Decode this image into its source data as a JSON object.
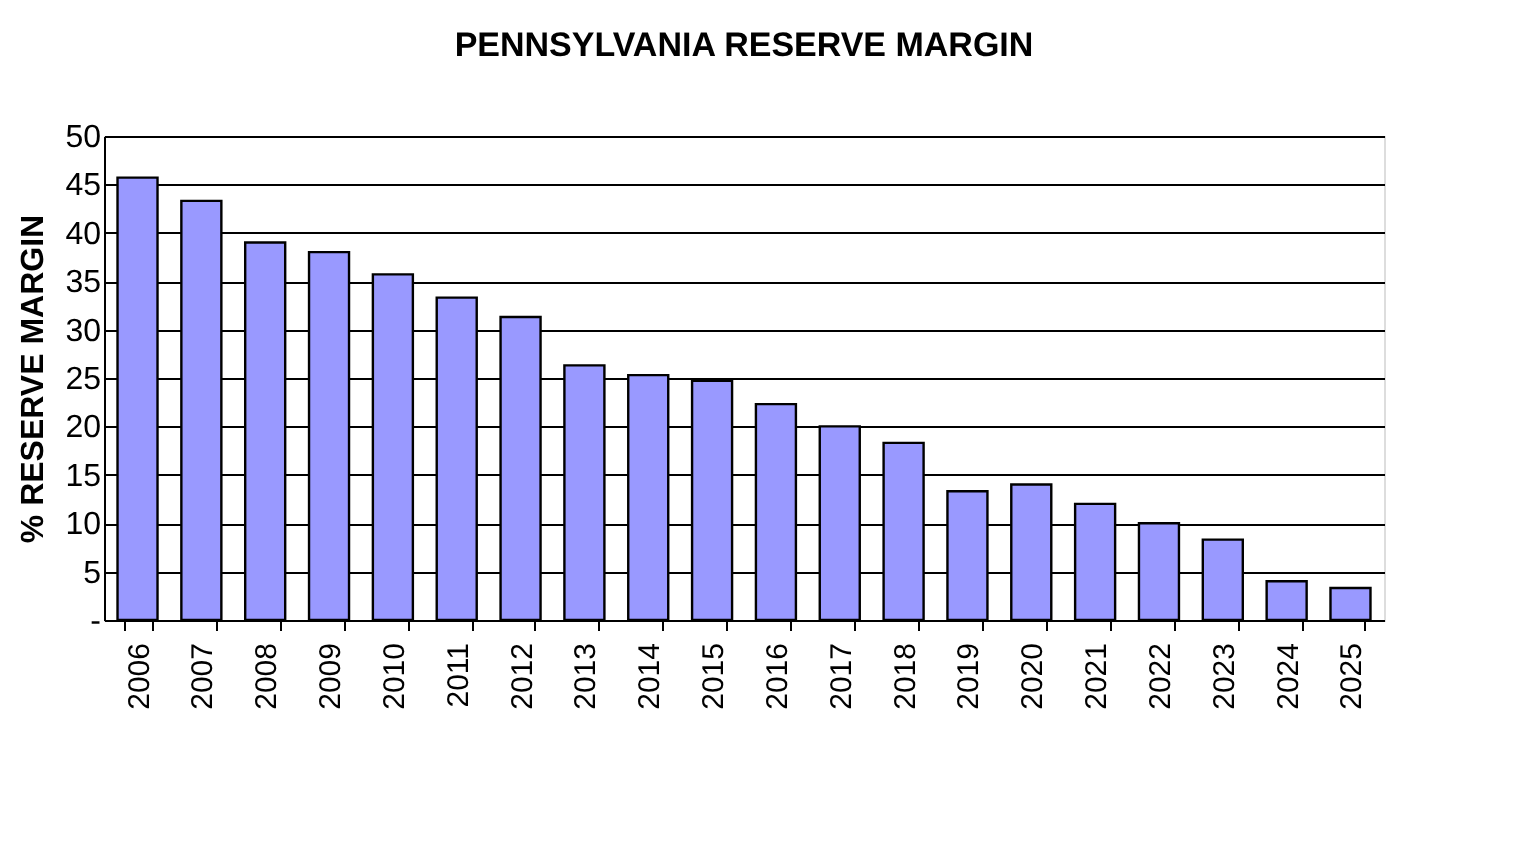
{
  "chart_data": {
    "type": "bar",
    "title": "PENNSYLVANIA RESERVE MARGIN",
    "ylabel": "% RESERVE MARGIN",
    "categories": [
      "2006",
      "2007",
      "2008",
      "2009",
      "2010",
      "2011",
      "2012",
      "2013",
      "2014",
      "2015",
      "2016",
      "2017",
      "2018",
      "2019",
      "2020",
      "2021",
      "2022",
      "2023",
      "2024",
      "2025"
    ],
    "values": [
      45.7,
      43.3,
      39,
      38,
      35.7,
      33.3,
      31.3,
      26.3,
      25.3,
      24.7,
      22.3,
      20,
      18.3,
      13.3,
      14,
      12,
      10,
      8.3,
      4,
      3.3
    ],
    "color": "#9999ff",
    "ylim": [
      0,
      50
    ],
    "yticks": [
      {
        "value": 0,
        "label": "-"
      },
      5,
      10,
      15,
      20,
      25,
      30,
      35,
      40,
      45,
      50
    ],
    "grid": "y"
  }
}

####################

What you should do - Copy and report every line where the word "MARGIN" is present.

Task answer -
    "title": "PENNSYLVANIA RESERVE MARGIN",
    "ylabel": "% RESERVE MARGIN",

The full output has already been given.